Your objective →
Output the data below in full, character for character.

Source material →
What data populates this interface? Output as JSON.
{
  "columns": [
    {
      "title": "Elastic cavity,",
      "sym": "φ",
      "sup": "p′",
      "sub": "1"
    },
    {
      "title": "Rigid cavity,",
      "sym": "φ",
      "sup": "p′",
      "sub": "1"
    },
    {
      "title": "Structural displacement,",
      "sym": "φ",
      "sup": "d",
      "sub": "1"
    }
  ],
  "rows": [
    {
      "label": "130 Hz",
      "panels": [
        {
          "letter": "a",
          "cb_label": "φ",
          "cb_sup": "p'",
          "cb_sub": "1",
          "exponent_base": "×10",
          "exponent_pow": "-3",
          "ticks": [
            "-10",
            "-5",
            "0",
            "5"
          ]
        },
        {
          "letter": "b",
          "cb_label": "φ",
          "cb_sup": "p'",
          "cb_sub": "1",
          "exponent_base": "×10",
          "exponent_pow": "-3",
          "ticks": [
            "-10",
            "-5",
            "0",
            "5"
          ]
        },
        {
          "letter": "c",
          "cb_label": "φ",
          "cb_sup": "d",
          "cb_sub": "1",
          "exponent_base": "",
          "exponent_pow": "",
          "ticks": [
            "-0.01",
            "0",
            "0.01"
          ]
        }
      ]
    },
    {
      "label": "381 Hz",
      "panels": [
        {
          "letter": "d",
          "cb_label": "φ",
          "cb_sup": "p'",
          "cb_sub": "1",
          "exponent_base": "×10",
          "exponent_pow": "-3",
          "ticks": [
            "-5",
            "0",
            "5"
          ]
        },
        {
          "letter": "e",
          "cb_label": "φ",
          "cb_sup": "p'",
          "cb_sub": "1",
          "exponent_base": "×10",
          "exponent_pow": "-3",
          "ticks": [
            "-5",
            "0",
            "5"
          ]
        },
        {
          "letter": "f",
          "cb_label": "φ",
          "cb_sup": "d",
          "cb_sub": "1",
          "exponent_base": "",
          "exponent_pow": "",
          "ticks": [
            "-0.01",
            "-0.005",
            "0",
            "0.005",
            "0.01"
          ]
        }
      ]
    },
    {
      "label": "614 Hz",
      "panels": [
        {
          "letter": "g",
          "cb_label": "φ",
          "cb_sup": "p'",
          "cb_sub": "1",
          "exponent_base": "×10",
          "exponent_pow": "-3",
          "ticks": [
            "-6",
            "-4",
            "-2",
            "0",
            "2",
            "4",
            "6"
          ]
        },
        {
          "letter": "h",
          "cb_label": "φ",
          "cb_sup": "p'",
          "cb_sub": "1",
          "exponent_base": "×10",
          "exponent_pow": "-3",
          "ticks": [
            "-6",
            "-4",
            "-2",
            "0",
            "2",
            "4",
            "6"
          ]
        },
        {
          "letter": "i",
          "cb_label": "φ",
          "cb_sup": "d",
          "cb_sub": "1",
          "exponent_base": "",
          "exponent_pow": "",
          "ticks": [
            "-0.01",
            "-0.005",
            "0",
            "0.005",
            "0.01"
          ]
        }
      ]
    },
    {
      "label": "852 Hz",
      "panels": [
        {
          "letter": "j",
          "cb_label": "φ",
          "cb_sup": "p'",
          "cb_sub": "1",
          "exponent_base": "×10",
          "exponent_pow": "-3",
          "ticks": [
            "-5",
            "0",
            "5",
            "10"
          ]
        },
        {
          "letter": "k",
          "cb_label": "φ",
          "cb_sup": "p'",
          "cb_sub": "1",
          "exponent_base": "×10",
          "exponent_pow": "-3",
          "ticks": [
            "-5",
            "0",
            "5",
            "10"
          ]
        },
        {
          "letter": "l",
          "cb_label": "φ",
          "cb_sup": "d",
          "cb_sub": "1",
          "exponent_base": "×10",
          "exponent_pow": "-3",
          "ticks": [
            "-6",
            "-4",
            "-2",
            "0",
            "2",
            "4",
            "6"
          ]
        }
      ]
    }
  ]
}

Solution →
What data populates this interface? Output as JSON.
{
  "columns": [
    {
      "title": "Elastic cavity,",
      "sym": "φ",
      "sup": "p′",
      "sub": "1"
    },
    {
      "title": "Rigid cavity,",
      "sym": "φ",
      "sup": "p′",
      "sub": "1"
    },
    {
      "title": "Structural displacement,",
      "sym": "φ",
      "sup": "d",
      "sub": "1"
    }
  ],
  "rows": [
    {
      "label": "130 Hz",
      "panels": [
        {
          "letter": "a",
          "cb_label": "φ",
          "cb_sup": "p'",
          "cb_sub": "1",
          "exponent_base": "×10",
          "exponent_pow": "-3",
          "ticks": [
            "-10",
            "-5",
            "0",
            "5"
          ]
        },
        {
          "letter": "b",
          "cb_label": "φ",
          "cb_sup": "p'",
          "cb_sub": "1",
          "exponent_base": "×10",
          "exponent_pow": "-3",
          "ticks": [
            "-10",
            "-5",
            "0",
            "5"
          ]
        },
        {
          "letter": "c",
          "cb_label": "φ",
          "cb_sup": "d",
          "cb_sub": "1",
          "exponent_base": "",
          "exponent_pow": "",
          "ticks": [
            "-0.01",
            "0",
            "0.01"
          ]
        }
      ]
    },
    {
      "label": "381 Hz",
      "panels": [
        {
          "letter": "d",
          "cb_label": "φ",
          "cb_sup": "p'",
          "cb_sub": "1",
          "exponent_base": "×10",
          "exponent_pow": "-3",
          "ticks": [
            "-5",
            "0",
            "5"
          ]
        },
        {
          "letter": "e",
          "cb_label": "φ",
          "cb_sup": "p'",
          "cb_sub": "1",
          "exponent_base": "×10",
          "exponent_pow": "-3",
          "ticks": [
            "-5",
            "0",
            "5"
          ]
        },
        {
          "letter": "f",
          "cb_label": "φ",
          "cb_sup": "d",
          "cb_sub": "1",
          "exponent_base": "",
          "exponent_pow": "",
          "ticks": [
            "-0.01",
            "-0.005",
            "0",
            "0.005",
            "0.01"
          ]
        }
      ]
    },
    {
      "label": "614 Hz",
      "panels": [
        {
          "letter": "g",
          "cb_label": "φ",
          "cb_sup": "p'",
          "cb_sub": "1",
          "exponent_base": "×10",
          "exponent_pow": "-3",
          "ticks": [
            "-6",
            "-4",
            "-2",
            "0",
            "2",
            "4",
            "6"
          ]
        },
        {
          "letter": "h",
          "cb_label": "φ",
          "cb_sup": "p'",
          "cb_sub": "1",
          "exponent_base": "×10",
          "exponent_pow": "-3",
          "ticks": [
            "-6",
            "-4",
            "-2",
            "0",
            "2",
            "4",
            "6"
          ]
        },
        {
          "letter": "i",
          "cb_label": "φ",
          "cb_sup": "d",
          "cb_sub": "1",
          "exponent_base": "",
          "exponent_pow": "",
          "ticks": [
            "-0.01",
            "-0.005",
            "0",
            "0.005",
            "0.01"
          ]
        }
      ]
    },
    {
      "label": "852 Hz",
      "panels": [
        {
          "letter": "j",
          "cb_label": "φ",
          "cb_sup": "p'",
          "cb_sub": "1",
          "exponent_base": "×10",
          "exponent_pow": "-3",
          "ticks": [
            "-5",
            "0",
            "5",
            "10"
          ]
        },
        {
          "letter": "k",
          "cb_label": "φ",
          "cb_sup": "p'",
          "cb_sub": "1",
          "exponent_base": "×10",
          "exponent_pow": "-3",
          "ticks": [
            "-5",
            "0",
            "5",
            "10"
          ]
        },
        {
          "letter": "l",
          "cb_label": "φ",
          "cb_sup": "d",
          "cb_sub": "1",
          "exponent_base": "×10",
          "exponent_pow": "-3",
          "ticks": [
            "-6",
            "-4",
            "-2",
            "0",
            "2",
            "4",
            "6"
          ]
        }
      ]
    }
  ]
}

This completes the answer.